> _What is asked_
Report, as a bare number, how many lines of the material below contain the word "Metric".

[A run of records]
== == ==

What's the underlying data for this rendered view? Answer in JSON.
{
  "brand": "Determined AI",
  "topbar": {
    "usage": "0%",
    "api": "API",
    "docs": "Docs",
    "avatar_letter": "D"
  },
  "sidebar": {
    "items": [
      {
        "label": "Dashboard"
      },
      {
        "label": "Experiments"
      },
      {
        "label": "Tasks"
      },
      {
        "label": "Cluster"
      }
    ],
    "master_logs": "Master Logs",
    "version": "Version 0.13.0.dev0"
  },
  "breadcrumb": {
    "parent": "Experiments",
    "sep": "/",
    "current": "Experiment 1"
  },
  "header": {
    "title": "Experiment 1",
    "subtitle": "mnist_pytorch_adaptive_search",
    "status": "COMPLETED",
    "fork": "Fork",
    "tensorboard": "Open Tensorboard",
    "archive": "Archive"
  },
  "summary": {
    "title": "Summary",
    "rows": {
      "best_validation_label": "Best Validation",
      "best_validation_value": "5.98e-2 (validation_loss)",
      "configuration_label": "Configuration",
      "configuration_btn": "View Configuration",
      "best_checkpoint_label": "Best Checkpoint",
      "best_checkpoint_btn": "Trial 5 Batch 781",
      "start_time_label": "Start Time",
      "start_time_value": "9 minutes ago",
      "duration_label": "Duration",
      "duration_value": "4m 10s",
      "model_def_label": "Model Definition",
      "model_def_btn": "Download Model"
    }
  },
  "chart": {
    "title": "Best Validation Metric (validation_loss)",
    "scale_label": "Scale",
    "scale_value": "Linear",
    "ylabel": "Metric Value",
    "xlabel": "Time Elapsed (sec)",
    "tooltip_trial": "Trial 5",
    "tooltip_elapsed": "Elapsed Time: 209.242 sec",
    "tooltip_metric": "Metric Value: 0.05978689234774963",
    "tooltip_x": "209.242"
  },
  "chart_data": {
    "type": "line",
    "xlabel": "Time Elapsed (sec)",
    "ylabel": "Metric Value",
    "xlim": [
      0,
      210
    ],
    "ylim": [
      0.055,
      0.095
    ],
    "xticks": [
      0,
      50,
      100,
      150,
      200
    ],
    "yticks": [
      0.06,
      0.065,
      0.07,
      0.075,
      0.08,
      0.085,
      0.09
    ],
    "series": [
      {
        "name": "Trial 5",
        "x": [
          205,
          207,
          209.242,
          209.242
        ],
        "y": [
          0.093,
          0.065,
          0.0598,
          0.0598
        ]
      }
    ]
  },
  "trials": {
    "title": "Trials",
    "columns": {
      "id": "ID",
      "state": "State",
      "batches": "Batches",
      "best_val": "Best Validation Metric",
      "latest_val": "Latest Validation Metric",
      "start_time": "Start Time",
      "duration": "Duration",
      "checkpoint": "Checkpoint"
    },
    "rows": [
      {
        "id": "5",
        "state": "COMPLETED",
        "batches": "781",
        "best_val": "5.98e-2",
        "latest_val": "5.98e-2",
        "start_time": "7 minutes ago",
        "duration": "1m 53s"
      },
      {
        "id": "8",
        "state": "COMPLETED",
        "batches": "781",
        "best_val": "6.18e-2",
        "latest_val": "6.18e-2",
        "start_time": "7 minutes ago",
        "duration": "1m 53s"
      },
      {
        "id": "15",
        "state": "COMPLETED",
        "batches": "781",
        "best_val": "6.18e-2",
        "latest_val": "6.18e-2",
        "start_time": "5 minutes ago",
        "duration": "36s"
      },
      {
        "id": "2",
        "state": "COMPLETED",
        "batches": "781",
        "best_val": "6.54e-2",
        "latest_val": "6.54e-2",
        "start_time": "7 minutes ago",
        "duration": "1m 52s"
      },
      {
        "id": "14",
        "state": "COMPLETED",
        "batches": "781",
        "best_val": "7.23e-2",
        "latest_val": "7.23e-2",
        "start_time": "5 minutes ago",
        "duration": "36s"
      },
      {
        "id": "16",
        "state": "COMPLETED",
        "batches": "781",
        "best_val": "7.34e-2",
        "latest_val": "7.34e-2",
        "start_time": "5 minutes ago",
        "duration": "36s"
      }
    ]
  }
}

== == ==

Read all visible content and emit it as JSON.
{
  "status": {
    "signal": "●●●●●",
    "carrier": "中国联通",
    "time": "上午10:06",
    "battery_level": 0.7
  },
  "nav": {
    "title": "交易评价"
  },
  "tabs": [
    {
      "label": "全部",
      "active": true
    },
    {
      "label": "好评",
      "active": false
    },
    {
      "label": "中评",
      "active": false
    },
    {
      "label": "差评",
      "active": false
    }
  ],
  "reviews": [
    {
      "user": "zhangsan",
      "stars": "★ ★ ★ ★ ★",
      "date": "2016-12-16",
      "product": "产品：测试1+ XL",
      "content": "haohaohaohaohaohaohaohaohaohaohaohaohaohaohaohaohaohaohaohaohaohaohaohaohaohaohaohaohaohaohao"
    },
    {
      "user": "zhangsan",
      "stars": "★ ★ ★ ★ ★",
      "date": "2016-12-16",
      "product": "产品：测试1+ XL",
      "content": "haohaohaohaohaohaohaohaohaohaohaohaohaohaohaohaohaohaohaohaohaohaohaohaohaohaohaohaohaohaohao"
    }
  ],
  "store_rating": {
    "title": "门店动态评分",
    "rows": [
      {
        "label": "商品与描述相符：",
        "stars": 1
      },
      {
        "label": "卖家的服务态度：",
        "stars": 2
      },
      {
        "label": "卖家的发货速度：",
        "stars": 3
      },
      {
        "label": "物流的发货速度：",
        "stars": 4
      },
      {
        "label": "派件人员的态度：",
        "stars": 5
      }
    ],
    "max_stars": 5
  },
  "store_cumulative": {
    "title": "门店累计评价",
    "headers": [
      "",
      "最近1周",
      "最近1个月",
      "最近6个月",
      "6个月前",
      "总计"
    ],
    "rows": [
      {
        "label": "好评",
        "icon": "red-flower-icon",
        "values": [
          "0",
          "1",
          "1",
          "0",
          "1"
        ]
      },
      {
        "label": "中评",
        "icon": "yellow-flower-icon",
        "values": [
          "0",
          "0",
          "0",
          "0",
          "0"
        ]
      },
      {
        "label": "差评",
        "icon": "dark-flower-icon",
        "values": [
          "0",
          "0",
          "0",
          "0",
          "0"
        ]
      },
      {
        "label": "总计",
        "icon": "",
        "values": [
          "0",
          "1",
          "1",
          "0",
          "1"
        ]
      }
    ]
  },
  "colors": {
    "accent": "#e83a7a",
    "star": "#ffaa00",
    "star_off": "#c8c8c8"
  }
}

== == ==

> _Exercise solution_
6